= Beginning of Section =
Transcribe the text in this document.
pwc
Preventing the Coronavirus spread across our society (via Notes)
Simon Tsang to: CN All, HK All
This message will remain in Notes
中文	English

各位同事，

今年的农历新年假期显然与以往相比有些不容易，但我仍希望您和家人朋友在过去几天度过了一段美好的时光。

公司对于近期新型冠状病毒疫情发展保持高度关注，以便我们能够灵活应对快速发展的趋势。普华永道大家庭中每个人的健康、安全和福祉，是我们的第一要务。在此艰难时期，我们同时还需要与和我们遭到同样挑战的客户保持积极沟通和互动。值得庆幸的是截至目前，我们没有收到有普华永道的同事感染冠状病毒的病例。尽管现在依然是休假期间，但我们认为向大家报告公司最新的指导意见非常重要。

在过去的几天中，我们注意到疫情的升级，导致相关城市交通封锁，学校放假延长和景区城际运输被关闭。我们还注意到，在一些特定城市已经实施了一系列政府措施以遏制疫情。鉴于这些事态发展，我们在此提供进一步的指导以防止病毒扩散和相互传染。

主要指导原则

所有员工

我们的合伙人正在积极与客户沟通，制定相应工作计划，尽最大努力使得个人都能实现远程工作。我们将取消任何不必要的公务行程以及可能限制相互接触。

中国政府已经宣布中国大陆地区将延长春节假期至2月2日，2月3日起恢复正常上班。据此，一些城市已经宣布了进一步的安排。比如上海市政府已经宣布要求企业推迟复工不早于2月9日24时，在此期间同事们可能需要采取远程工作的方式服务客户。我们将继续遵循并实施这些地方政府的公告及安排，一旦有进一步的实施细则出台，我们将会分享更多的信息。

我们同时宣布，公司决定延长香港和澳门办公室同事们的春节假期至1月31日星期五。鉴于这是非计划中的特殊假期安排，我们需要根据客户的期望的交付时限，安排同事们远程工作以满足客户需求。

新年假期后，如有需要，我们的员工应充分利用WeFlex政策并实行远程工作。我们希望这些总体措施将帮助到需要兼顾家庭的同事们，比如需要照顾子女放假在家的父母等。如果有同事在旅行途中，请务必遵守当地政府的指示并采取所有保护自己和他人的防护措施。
= End of Section =
§ **Task statement**: Give the records above again, word for word.

§ **Solution to this problem**:
Transcribe the text in this document.
pwc
Preventing the Coronavirus spread across our society (via Notes)
Simon Tsang to: CN All, HK All
This message will remain in Notes
中文	English

各位同事，

今年的农历新年假期显然与以往相比有些不容易，但我仍希望您和家人朋友在过去几天度过了一段美好的时光。

公司对于近期新型冠状病毒疫情发展保持高度关注，以便我们能够灵活应对快速发展的趋势。普华永道大家庭中每个人的健康、安全和福祉，是我们的第一要务。在此艰难时期，我们同时还需要与和我们遭到同样挑战的客户保持积极沟通和互动。值得庆幸的是截至目前，我们没有收到有普华永道的同事感染冠状病毒的病例。尽管现在依然是休假期间，但我们认为向大家报告公司最新的指导意见非常重要。

在过去的几天中，我们注意到疫情的升级，导致相关城市交通封锁，学校放假延长和景区城际运输被关闭。我们还注意到，在一些特定城市已经实施了一系列政府措施以遏制疫情。鉴于这些事态发展，我们在此提供进一步的指导以防止病毒扩散和相互传染。

主要指导原则

所有员工

我们的合伙人正在积极与客户沟通，制定相应工作计划，尽最大努力使得个人都能实现远程工作。我们将取消任何不必要的公务行程以及可能限制相互接触。

中国政府已经宣布中国大陆地区将延长春节假期至2月2日，2月3日起恢复正常上班。据此，一些城市已经宣布了进一步的安排。比如上海市政府已经宣布要求企业推迟复工不早于2月9日24时，在此期间同事们可能需要采取远程工作的方式服务客户。我们将继续遵循并实施这些地方政府的公告及安排，一旦有进一步的实施细则出台，我们将会分享更多的信息。

我们同时宣布，公司决定延长香港和澳门办公室同事们的春节假期至1月31日星期五。鉴于这是非计划中的特殊假期安排，我们需要根据客户的期望的交付时限，安排同事们远程工作以满足客户需求。

新年假期后，如有需要，我们的员工应充分利用WeFlex政策并实行远程工作。我们希望这些总体措施将帮助到需要兼顾家庭的同事们，比如需要照顾子女放假在家的父母等。如果有同事在旅行途中，请务必遵守当地政府的指示并采取所有保护自己和他人的防护措施。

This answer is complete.